• [Given problem]:
In the entries below, find the lines that contain the word "down" and copy them.

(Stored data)
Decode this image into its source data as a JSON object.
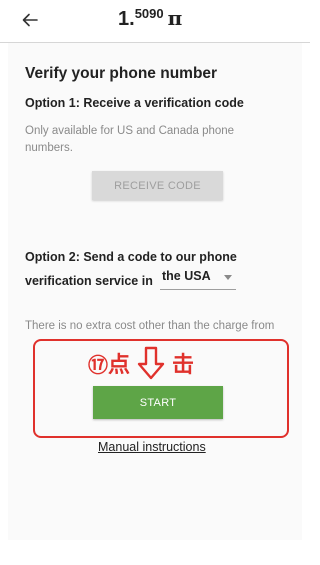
{
  "header": {
    "back_icon": "arrow-left-icon",
    "balance_int": "1.",
    "balance_frac": "5090",
    "currency_symbol": "π"
  },
  "verify": {
    "title": "Verify your phone number",
    "option1_title": "Option 1: Receive a verification code",
    "option1_note": "Only available for US and Canada phone numbers.",
    "receive_button": "RECEIVE CODE",
    "option2_line1": "Option 2: Send a code to our phone",
    "option2_line2": "verification service in",
    "country_selected": "the USA",
    "cost_note": "There is no extra cost other than the charge from",
    "start_button": "START",
    "manual_link": "Manual instructions"
  },
  "annotation": {
    "step_number": "⑰",
    "char1": "点",
    "char2": "击",
    "arrow_icon": "down-arrow-outline-icon",
    "color": "#e0312c"
  },
  "colors": {
    "start_button": "#5ea547",
    "receive_button_disabled": "#d9d9d9",
    "highlight_border": "#e0312c"
  }
}
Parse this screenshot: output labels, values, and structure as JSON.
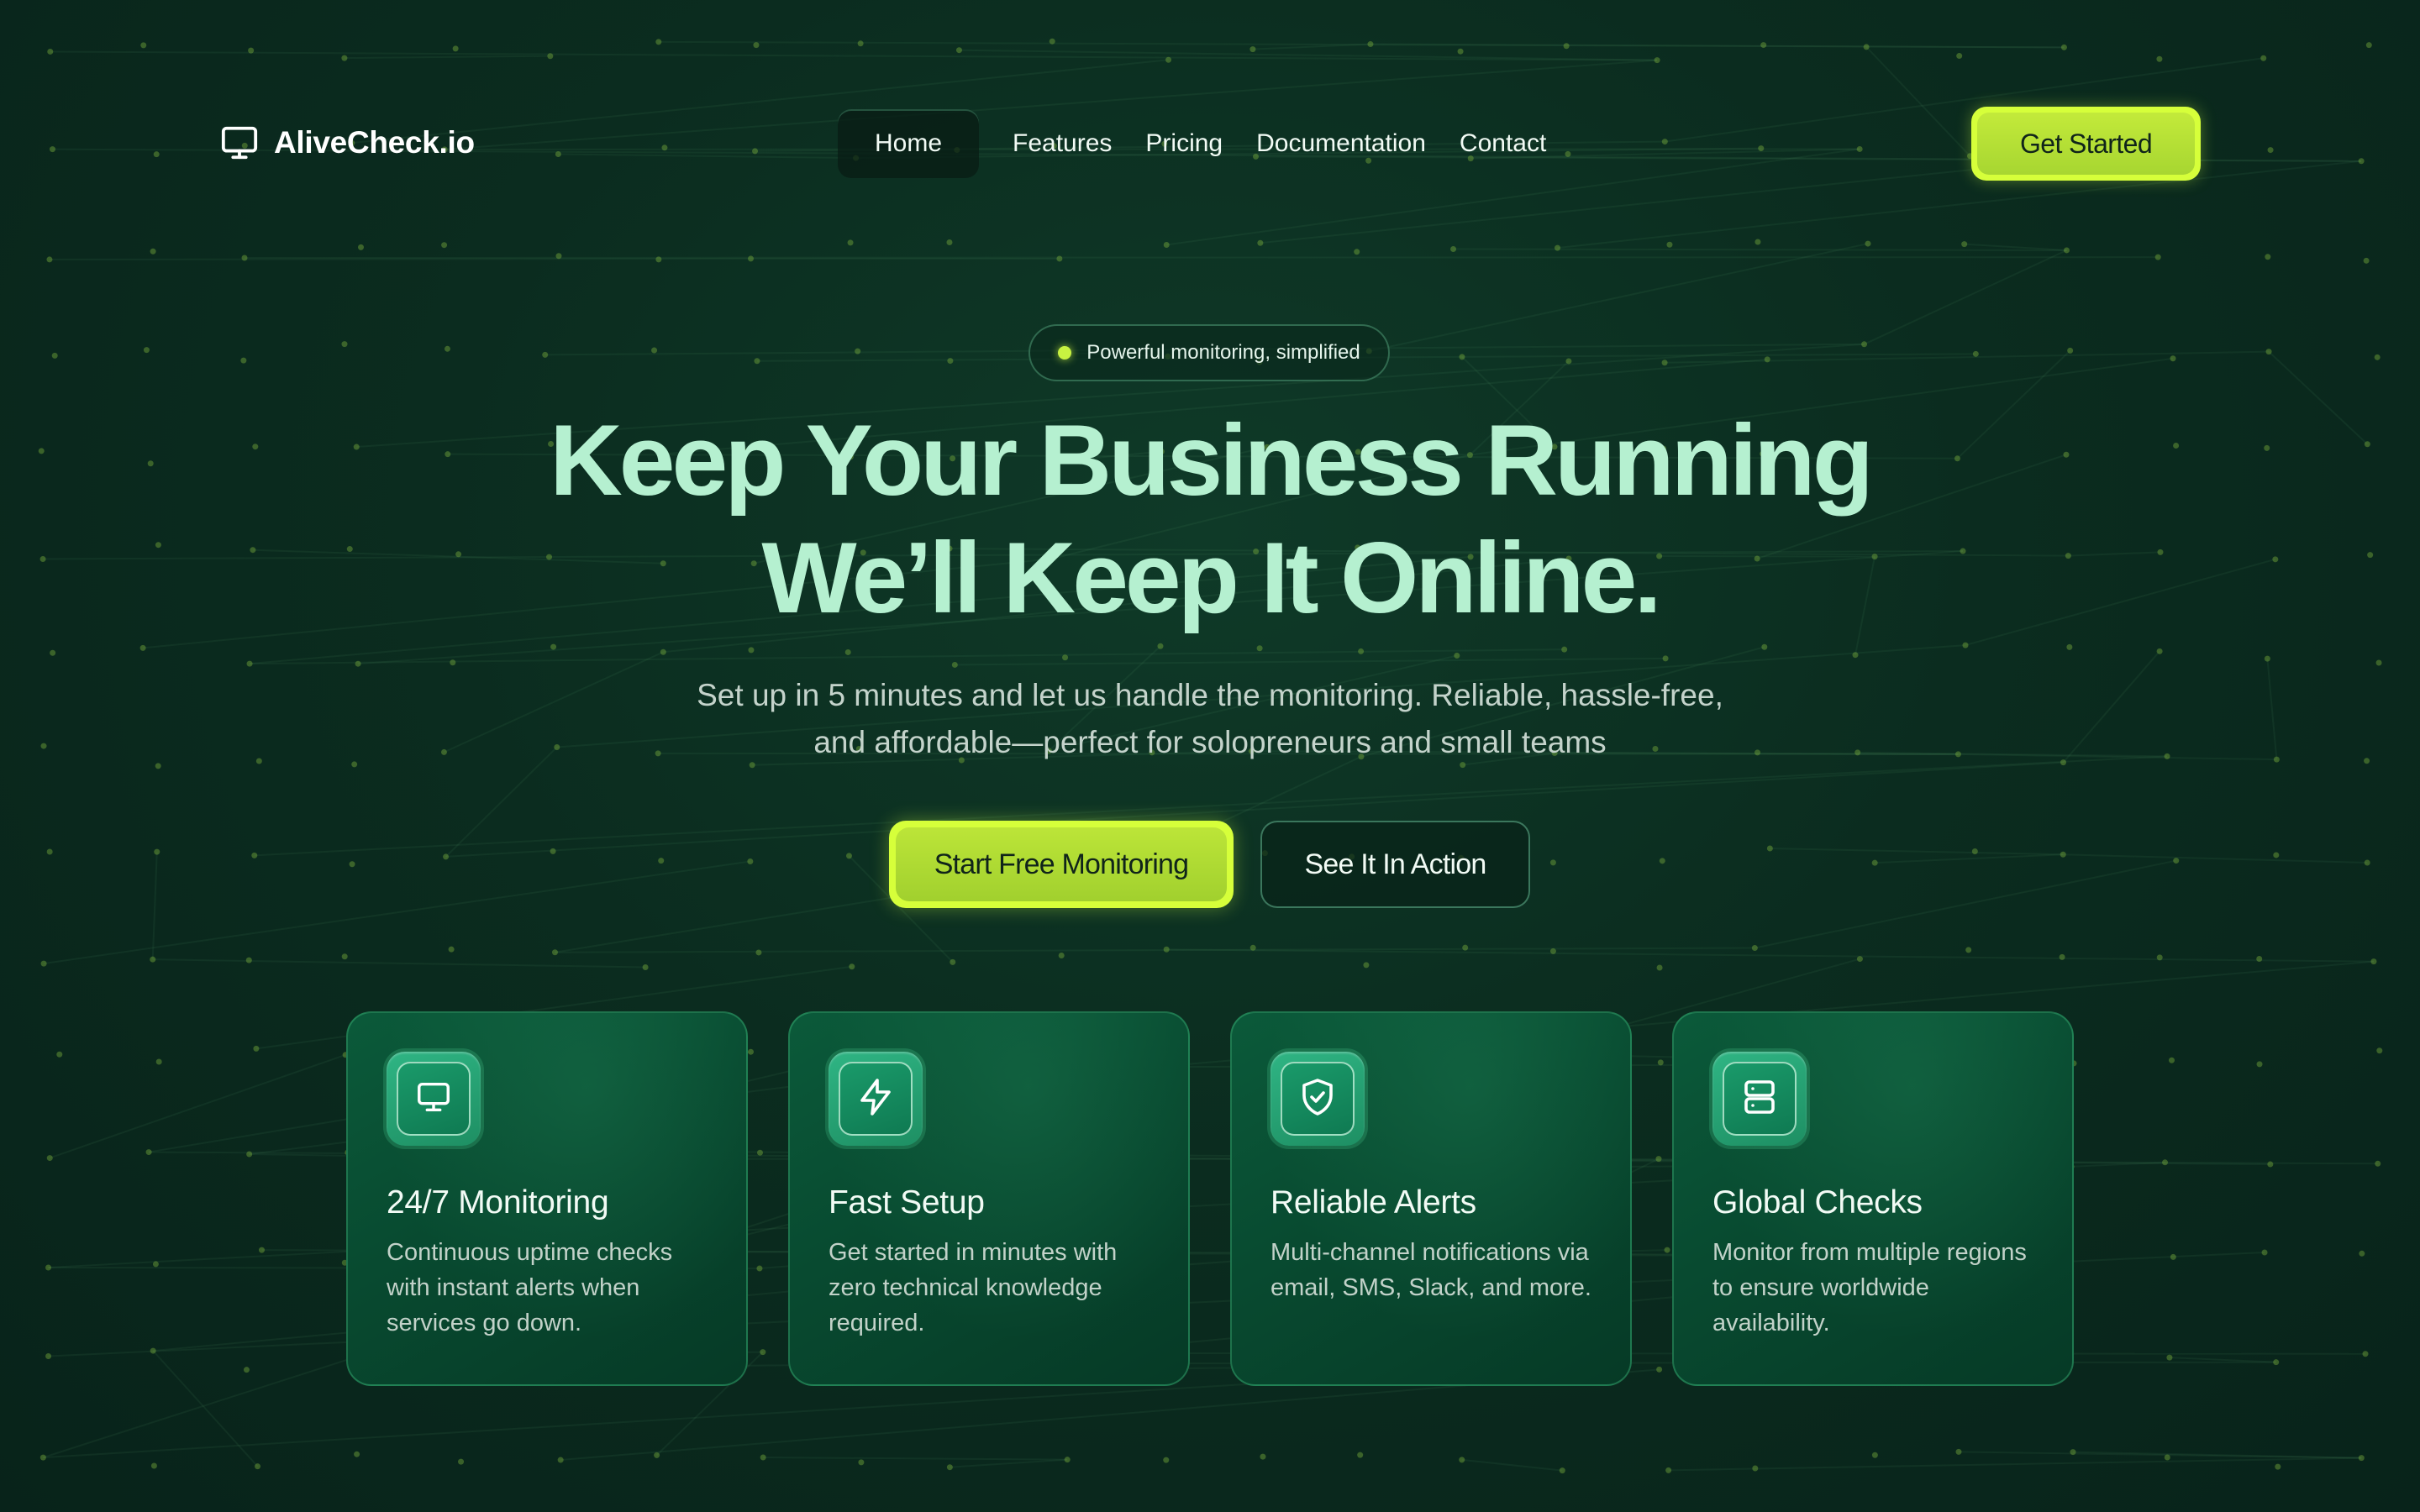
{
  "brand": {
    "name": "AliveCheck.io",
    "icon": "monitor-icon"
  },
  "nav": {
    "items": [
      {
        "label": "Home",
        "active": true
      },
      {
        "label": "Features",
        "active": false
      },
      {
        "label": "Pricing",
        "active": false
      },
      {
        "label": "Documentation",
        "active": false
      },
      {
        "label": "Contact",
        "active": false
      }
    ],
    "cta_label": "Get Started"
  },
  "hero": {
    "badge_text": "Powerful monitoring, simplified",
    "headline_line1": "Keep Your Business Running",
    "headline_line2": "We’ll Keep It Online.",
    "subtitle": "Set up in 5 minutes and let us handle the monitoring. Reliable, hassle-free, and affordable—perfect for solopreneurs and small teams",
    "primary_cta": "Start Free Monitoring",
    "secondary_cta": "See It In Action"
  },
  "features": [
    {
      "icon": "monitor-icon",
      "title": "24/7 Monitoring",
      "description": "Continuous uptime checks with instant alerts when services go down."
    },
    {
      "icon": "lightning-icon",
      "title": "Fast Setup",
      "description": "Get started in minutes with zero technical knowledge required."
    },
    {
      "icon": "shield-check-icon",
      "title": "Reliable Alerts",
      "description": "Multi-channel notifications via email, SMS, Slack, and more."
    },
    {
      "icon": "server-icon",
      "title": "Global Checks",
      "description": "Monitor from multiple regions to ensure worldwide availability."
    }
  ],
  "colors": {
    "background": "#0b2c1f",
    "accent_lime": "#d6ff3a",
    "headline_mint": "#b5f0d0",
    "card_green": "#084a30"
  }
}
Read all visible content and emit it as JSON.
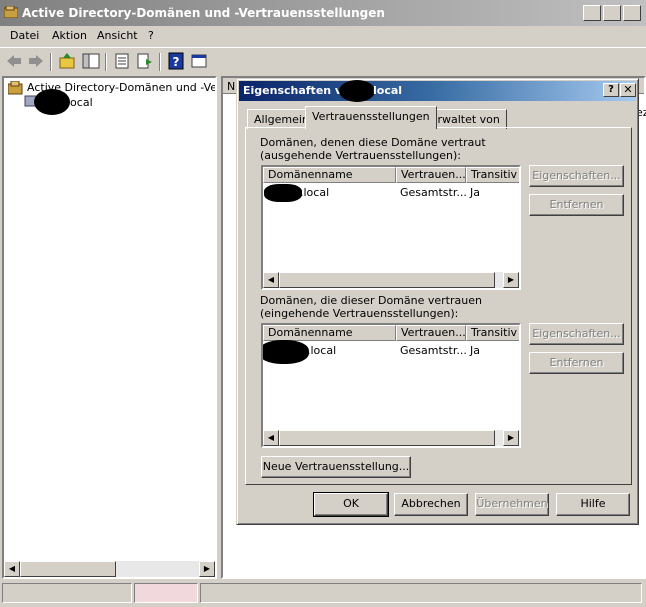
{
  "window": {
    "title": "Active Directory-Domänen und -Vertrauensstellungen"
  },
  "menu": [
    "Datei",
    "Aktion",
    "Ansicht",
    "?"
  ],
  "tree": {
    "root_label": "Active Directory-Domänen und -Vertrauensstellungen",
    "child_label": "local"
  },
  "right_pane": {
    "header_fragment": "N",
    "side_fragment": "ez"
  },
  "dialog": {
    "title_prefix": "Eigenschaften vo",
    "title_suffix": "local",
    "help_button": "?",
    "tabs": [
      "Allgemein",
      "Vertrauensstellungen",
      "Verwaltet von"
    ],
    "active_tab": "Vertrauensstellungen",
    "outgoing": {
      "label": "Domänen, denen diese Domäne vertraut (ausgehende Vertrauensstellungen):",
      "columns": [
        "Domänenname",
        "Vertrauen...",
        "Transitiv"
      ],
      "rows": [
        {
          "domain": ".local",
          "trust": "Gesamtstr...",
          "transitive": "Ja"
        }
      ],
      "properties_button": "Eigenschaften...",
      "remove_button": "Entfernen"
    },
    "incoming": {
      "label": "Domänen, die dieser Domäne vertrauen (eingehende Vertrauensstellungen):",
      "columns": [
        "Domänenname",
        "Vertrauen...",
        "Transitiv"
      ],
      "rows": [
        {
          "domain": ".local",
          "trust": "Gesamtstr...",
          "transitive": "Ja"
        }
      ],
      "properties_button": "Eigenschaften...",
      "remove_button": "Entfernen"
    },
    "new_trust_button": "Neue Vertrauensstellung...",
    "buttons": {
      "ok": "OK",
      "cancel": "Abbrechen",
      "apply": "Übernehmen",
      "help": "Hilfe"
    }
  }
}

• [Solved exercise]:
    "arrow_icon": "down-arrow-outline-icon",
      "description": "Continuous uptime checks with instant alerts when services go down."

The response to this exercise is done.